Given task 1:
Using the email on power supply emissions, answer each question below.
(a) What resistor value does the writer propose for a simple heating load?
(b) At what frequency do the "blips" that the writer mentions occur?
(c) Which kind of amplifier is named as one that can use spread-spectrum modulators?
Given task 2: Write the next part of the email on power supply emissions, starting after its final sentence.

Document passage:
START
Hi Abhinav,

Cool research, with lots of security implications :) !
Out of curiosity: as there are a lot of different power supply
topographies, which one are you concentrating on? What does one find in
"normal" laptop power supply "bricks"? Is it the "classical"
fixed-frequency PWM buck, where the frequency modulation is really an
effect of the different lengths of the duty cycle, modulating the
spectrum's sinc shape in amplitude and spacing of side lobes, or is it
the newer "adaptive frequency" kind of control? Or are there, like for
class-D amplifiers, spread-spectrum modulators for the switching
currents? (if not spread) What are the "typical" switching frequencies
under "normal" load of these astonishingly small supplies?

So: your question is pretty impossible to answer without you explaining
the model you have:
How does your input (the program) influence the emissions? What's the
mechanism behind that? What exactly is your measurement setup?

As an input on "scientific methods": I think your whole research hinges
on your power supply do different things under different load, right? So
maybe I'd start with a much much reduced testcase: A complete laptop
running something as non-deterministic as a wait loop in Python under a
fully fledged operating system with a CPU that might do things like
voltage scaling, a lot of buffering of energy in on-board capacitors and
a screen with a fully fledged high-voltage SMPS might be a bit hard to
get to do things 100% repeatably at first.
Do you have already decoded something simple, like your power supply
just heating a 10Ω resistor, and you then connecting a second one in
parallel, maybe using a mosfet, just to get a "clean as possible" idea
of how you can decode "simple" load changes? I think a lot of the energy
between your 60kHz "blips" really is just due to the fact that your
laptop varies its power consumption much faster than that, or actual EMI
emissions of the SMPSes (there should be dozens!) inside the laptop
itself. It's a bit hard to guess from your specgram what part of the
signal is relevant.
END
Raw data:
START
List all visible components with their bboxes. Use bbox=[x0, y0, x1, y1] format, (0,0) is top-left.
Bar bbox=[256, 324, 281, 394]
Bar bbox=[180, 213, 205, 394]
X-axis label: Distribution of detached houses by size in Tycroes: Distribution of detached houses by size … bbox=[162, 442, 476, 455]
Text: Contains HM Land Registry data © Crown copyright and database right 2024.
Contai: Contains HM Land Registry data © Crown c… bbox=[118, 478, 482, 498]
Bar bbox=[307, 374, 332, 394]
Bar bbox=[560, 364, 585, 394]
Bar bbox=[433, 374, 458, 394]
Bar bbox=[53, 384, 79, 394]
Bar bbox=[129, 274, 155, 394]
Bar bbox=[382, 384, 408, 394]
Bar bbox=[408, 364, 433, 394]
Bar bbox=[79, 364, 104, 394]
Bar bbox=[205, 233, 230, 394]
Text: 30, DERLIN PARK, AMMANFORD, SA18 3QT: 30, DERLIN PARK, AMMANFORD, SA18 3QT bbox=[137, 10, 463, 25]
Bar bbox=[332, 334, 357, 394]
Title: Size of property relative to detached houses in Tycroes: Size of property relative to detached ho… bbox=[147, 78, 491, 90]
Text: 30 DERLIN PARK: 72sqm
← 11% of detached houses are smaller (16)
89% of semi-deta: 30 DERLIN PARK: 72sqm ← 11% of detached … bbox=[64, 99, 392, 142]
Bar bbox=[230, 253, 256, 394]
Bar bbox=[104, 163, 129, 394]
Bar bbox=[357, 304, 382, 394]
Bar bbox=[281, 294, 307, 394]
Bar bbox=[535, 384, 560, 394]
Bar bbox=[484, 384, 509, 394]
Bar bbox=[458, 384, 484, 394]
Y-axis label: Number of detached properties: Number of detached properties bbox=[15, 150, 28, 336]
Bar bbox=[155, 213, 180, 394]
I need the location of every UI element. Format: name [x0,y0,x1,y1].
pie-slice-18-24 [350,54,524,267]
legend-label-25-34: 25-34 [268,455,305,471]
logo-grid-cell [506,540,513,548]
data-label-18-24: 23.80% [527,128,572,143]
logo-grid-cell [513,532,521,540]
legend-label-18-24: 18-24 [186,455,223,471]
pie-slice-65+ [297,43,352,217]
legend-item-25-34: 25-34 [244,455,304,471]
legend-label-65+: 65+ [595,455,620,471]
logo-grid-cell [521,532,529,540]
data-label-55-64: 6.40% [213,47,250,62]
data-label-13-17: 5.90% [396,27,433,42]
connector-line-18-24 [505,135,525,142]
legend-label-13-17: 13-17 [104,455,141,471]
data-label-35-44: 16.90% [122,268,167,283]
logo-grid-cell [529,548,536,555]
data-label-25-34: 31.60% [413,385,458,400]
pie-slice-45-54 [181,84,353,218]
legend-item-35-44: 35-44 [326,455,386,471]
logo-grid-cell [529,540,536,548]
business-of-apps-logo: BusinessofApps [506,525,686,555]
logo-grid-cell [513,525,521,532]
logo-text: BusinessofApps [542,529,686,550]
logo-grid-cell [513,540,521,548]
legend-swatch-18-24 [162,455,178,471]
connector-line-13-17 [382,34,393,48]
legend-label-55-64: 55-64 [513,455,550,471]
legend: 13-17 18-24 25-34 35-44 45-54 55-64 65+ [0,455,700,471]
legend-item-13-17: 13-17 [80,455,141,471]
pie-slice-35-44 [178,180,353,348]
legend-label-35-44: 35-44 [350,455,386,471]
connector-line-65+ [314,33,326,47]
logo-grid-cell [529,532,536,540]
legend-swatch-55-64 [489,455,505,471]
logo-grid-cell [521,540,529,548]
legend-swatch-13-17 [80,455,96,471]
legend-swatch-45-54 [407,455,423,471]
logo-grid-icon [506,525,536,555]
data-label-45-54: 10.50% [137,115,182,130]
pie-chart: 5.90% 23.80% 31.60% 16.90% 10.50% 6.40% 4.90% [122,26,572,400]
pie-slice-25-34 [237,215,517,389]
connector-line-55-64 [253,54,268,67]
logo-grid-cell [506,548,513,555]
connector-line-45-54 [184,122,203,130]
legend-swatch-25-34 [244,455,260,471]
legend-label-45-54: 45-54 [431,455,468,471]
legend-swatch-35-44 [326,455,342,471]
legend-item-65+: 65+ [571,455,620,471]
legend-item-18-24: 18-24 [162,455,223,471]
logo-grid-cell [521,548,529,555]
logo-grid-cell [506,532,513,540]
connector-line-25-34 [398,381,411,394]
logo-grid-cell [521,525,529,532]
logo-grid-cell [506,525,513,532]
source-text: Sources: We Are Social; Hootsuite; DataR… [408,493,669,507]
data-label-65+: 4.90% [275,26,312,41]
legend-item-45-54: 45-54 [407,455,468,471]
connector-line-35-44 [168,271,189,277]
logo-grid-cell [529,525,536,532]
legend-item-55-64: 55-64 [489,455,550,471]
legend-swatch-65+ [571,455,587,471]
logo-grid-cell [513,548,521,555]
END
Exercise result 1:
(a) 10Ω
(b) 60kHz
(c) Class-D amplifiers

Exercise result 2:
With a clear idea of how the power supply reacts, I'd actually look at
the cleaned-up (i.e. filtered) time domain signal. I'd expect to see
some kind of pulse shape there. I think you can already guess from the
spectrogram: _Switch_ mode power supplies will modulate things with
rectangular waveforms, which have sinc shape in spectrum, and hence, a
lot of side lobes. That would imply the best-guess matched filter would
be a moving average – but I don't quite believe that; in fact, the power
supply's job is to give a clean, constant voltage, so there's going to
be quite some low pass filtering on the output, and the properties of
that will most likely have an influence on the spectrum of the emitted
pulses.

Also you forgot to attach your flowgraph, it seems ;)

Best regards,
Marcus

On 07.06.2016 07:35, abhinav narain wrote:
> Hi all,
> I am trying to make a covert communication channel using SMPS noise
> generated by the processor as a part of my research.
>
> I see a change in frequency emitted by the processor when I run the
> following loop (http://pastebin.com/uRghLuLm) with message variable
> containing the message, and see the spectrogram
> (http://postimg.org/image/g0ec0nvqj/full/), with fluctuating red
> points ~60kHz, indicating the change due to a loop and sleep executed
> on the processor.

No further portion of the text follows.